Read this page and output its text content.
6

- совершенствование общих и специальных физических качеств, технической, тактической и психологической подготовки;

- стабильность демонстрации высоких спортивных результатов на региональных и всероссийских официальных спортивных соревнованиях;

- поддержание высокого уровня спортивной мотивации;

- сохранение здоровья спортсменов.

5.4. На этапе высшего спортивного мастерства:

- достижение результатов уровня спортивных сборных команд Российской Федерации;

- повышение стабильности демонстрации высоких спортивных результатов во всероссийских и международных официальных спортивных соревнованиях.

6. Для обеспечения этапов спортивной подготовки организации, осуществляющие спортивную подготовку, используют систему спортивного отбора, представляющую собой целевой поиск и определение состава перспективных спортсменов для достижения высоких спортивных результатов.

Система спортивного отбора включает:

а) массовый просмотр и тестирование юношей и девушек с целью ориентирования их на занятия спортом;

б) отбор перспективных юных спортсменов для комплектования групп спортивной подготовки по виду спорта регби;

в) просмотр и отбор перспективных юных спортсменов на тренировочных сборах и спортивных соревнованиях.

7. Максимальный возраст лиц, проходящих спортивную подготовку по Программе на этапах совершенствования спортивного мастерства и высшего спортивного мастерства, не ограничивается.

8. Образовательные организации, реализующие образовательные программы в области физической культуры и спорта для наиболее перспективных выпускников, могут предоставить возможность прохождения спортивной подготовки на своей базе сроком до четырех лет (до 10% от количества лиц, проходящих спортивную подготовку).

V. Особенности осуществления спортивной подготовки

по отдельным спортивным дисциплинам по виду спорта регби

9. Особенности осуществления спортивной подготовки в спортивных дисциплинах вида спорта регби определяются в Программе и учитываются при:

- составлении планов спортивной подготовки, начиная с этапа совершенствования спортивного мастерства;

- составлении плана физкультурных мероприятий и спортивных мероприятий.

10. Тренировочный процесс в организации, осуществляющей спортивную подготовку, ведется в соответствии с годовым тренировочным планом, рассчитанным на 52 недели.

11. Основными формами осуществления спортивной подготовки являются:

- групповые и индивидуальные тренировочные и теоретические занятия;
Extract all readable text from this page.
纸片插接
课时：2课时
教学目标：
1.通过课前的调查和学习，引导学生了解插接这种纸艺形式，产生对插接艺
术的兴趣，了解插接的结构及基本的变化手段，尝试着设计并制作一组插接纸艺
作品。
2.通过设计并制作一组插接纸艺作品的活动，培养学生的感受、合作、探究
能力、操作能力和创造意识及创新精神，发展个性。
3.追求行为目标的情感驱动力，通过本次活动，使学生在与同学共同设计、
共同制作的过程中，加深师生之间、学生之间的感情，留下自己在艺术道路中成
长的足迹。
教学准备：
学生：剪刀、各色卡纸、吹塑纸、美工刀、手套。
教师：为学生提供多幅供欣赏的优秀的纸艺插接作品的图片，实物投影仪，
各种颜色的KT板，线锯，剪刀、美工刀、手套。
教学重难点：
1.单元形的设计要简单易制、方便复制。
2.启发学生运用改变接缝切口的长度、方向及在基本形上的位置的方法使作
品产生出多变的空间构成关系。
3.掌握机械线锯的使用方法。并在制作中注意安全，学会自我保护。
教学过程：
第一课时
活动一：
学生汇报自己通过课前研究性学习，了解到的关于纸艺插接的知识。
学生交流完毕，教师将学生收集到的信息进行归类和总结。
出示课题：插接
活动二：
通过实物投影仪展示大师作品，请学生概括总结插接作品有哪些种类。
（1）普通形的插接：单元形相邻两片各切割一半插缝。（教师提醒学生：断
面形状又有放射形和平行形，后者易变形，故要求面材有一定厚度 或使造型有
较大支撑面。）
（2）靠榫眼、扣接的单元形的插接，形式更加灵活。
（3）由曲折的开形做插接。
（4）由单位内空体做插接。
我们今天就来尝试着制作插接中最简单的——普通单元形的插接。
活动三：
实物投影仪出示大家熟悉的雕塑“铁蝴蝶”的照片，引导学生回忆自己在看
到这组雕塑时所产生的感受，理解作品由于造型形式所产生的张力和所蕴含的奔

..........

WHAT IS NEEDED — Copy every line in the entries above that has the string "this" in it.

RIGHT ANSWER —
Read this page and output its text content.
Extract all readable text from this page.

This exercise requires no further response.